Make an exact copy of the data below, leaving out every picture.

[BEGIN]

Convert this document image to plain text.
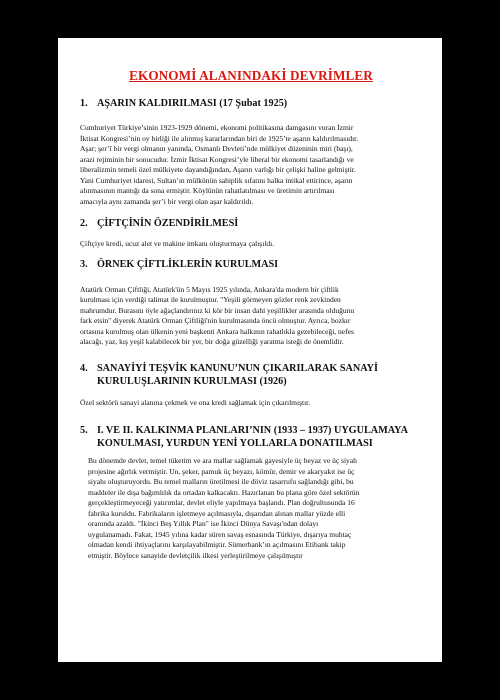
EKONOMİ ALANINDAKİ DEVRİMLER
1. AŞARIN KALDIRILMASI (17 Şubat 1925)
Cumhuriyet Türkiye’sinin 1923-1929 dönemi, ekonomi politikasına damgasını vuran İzmir
İktisat Kongresi’nin oy birliği ile alınmış kararlarından biri de 1925’te aşarın kaldırılmasıdır.
Aşar; şer’î bir vergi olmanın yanında, Osmanlı Devleti’nde mülkiyet düzeninin miri (başı),
arazi rejiminin bir sonucudur. İzmir İktisat Kongresi’yle liberal bir ekonomi tasarlandığı ve
liberalizmin temeli özel mülkiyete dayandığından, Aşarın varlığı bir çelişki haline gelmiştir.
Yani Cumhuriyet idaresi, Sultan’ın mülkünün sahiplik sıfatını halka intikal ettirince, aşarın
alınmasının mantığı da sona ermiştir. Köylünün rahatlatılması ve üretimin artırılması
amacıyla aynı zamanda şer’i bir vergi olan aşar kaldırıldı.
2. ÇİFTÇİNİN ÖZENDİRİLMESİ
Çiftçiye kredi, ucuz alet ve makine imkanı oluşturmaya çalışıldı.
3. ÖRNEK ÇİFTLİKLERİN KURULMASI
Atatürk Orman Çiftliği, Atatürk'ün 5 Mayıs 1925 yılında, Ankara'da modern bir çiftlik
kurulması için verdiği talimat ile kurulmuştur. "Yeşili görmeyen gözler renk zevkinden
mahrumdur. Burasını öyle ağaçlandırınız ki kör bir insan dahi yeşillikler arasında olduğunu
fark etsin" diyerek Atatürk Orman Çiftliği'nin kurulmasında öncü olmuştur. Ayrıca, bozkır
ortasına kurulmuş olan ülkenin yeni başkenti Ankara halkının rahatlıkla gezebileceği, nefes
alacağı, yaz, kış yeşil kalabilecek bir yer, bir doğa güzelliği yaratma isteği de önemlidir.
4. SANAYİYİ TEŞVİK KANUNU’NUN ÇIKARILARAK SANAYİ KURULUŞLARININ KURULMASI (1926)
Özel sektörü sanayi alanına çekmek ve ona kredi sağlamak için çıkarılmıştır.
5. I. VE II. KALKINMA PLANLARI’NIN (1933 – 1937) UYGULAMAYA KONULMASI, YURDUN YENİ YOLLARLA DONATILMASI
Bu dönemde devlet, temel tüketim ve ara mallar sağlamak gayesiyle üç beyaz ve üç siyah
projesine ağırlık vermiştir. Un, şeker, pamuk üç beyazı, kömür, demir ve akaryakıt ise üç
siyahı oluşturuyordu. Bu temel malların üretilmesi ile döviz tasarrufu sağlandığı gibi, bu
maddeler ile dışa bağımlılık da ortadan kalkacaktı. Hazırlanan bu plana göre özel sektörün
gerçekleştirmeyeceği yatırımlar, devlet eliyle yapılmaya başlandı. Plan doğrultusunda 16
fabrika kuruldu. Fabrikaların işletmeye açılmasıyla, dışarıdan alınan mallar yüzde elli
oranında azaldı. "İkinci Beş Yıllık Plan" ise İkinci Dünya Savaşı'ndan dolayı
uygulanamadı. Fakat, 1945 yılına kadar süren savaş esnasında Türkiye, dışarıya muhtaç
olmadan kendi ihtiyaçlarını karşılayabilmiştir. Sümerbank’ın açılmasını Etibank takip
etmiştir. Böylece sanayide devletçilik ilkesi yerleştirilmeye çalışılmıştır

[END]

* Complete output *
Convert this document image to plain text.
EKONOMİ ALANINDAKİ DEVRİMLER
1. AŞARIN KALDIRILMASI (17 Şubat 1925)
Cumhuriyet Türkiye’sinin 1923-1929 dönemi, ekonomi politikasına damgasını vuran İzmir
İktisat Kongresi’nin oy birliği ile alınmış kararlarından biri de 1925’te aşarın kaldırılmasıdır.
Aşar; şer’î bir vergi olmanın yanında, Osmanlı Devleti’nde mülkiyet düzeninin miri (başı),
arazi rejiminin bir sonucudur. İzmir İktisat Kongresi’yle liberal bir ekonomi tasarlandığı ve
liberalizmin temeli özel mülkiyete dayandığından, Aşarın varlığı bir çelişki haline gelmiştir.
Yani Cumhuriyet idaresi, Sultan’ın mülkünün sahiplik sıfatını halka intikal ettirince, aşarın
alınmasının mantığı da sona ermiştir. Köylünün rahatlatılması ve üretimin artırılması
amacıyla aynı zamanda şer’i bir vergi olan aşar kaldırıldı.
2. ÇİFTÇİNİN ÖZENDİRİLMESİ
Çiftçiye kredi, ucuz alet ve makine imkanı oluşturmaya çalışıldı.
3. ÖRNEK ÇİFTLİKLERİN KURULMASI
Atatürk Orman Çiftliği, Atatürk'ün 5 Mayıs 1925 yılında, Ankara'da modern bir çiftlik
kurulması için verdiği talimat ile kurulmuştur. "Yeşili görmeyen gözler renk zevkinden
mahrumdur. Burasını öyle ağaçlandırınız ki kör bir insan dahi yeşillikler arasında olduğunu
fark etsin" diyerek Atatürk Orman Çiftliği'nin kurulmasında öncü olmuştur. Ayrıca, bozkır
ortasına kurulmuş olan ülkenin yeni başkenti Ankara halkının rahatlıkla gezebileceği, nefes
alacağı, yaz, kış yeşil kalabilecek bir yer, bir doğa güzelliği yaratma isteği de önemlidir.
4. SANAYİYİ TEŞVİK KANUNU’NUN ÇIKARILARAK SANAYİ KURULUŞLARININ KURULMASI (1926)
Özel sektörü sanayi alanına çekmek ve ona kredi sağlamak için çıkarılmıştır.
5. I. VE II. KALKINMA PLANLARI’NIN (1933 – 1937) UYGULAMAYA KONULMASI, YURDUN YENİ YOLLARLA DONATILMASI
Bu dönemde devlet, temel tüketim ve ara mallar sağlamak gayesiyle üç beyaz ve üç siyah
projesine ağırlık vermiştir. Un, şeker, pamuk üç beyazı, kömür, demir ve akaryakıt ise üç
siyahı oluşturuyordu. Bu temel malların üretilmesi ile döviz tasarrufu sağlandığı gibi, bu
maddeler ile dışa bağımlılık da ortadan kalkacaktı. Hazırlanan bu plana göre özel sektörün
gerçekleştirmeyeceği yatırımlar, devlet eliyle yapılmaya başlandı. Plan doğrultusunda 16
fabrika kuruldu. Fabrikaların işletmeye açılmasıyla, dışarıdan alınan mallar yüzde elli
oranında azaldı. "İkinci Beş Yıllık Plan" ise İkinci Dünya Savaşı'ndan dolayı
uygulanamadı. Fakat, 1945 yılına kadar süren savaş esnasında Türkiye, dışarıya muhtaç
olmadan kendi ihtiyaçlarını karşılayabilmiştir. Sümerbank’ın açılmasını Etibank takip
etmiştir. Böylece sanayide devletçilik ilkesi yerleştirilmeye çalışılmıştır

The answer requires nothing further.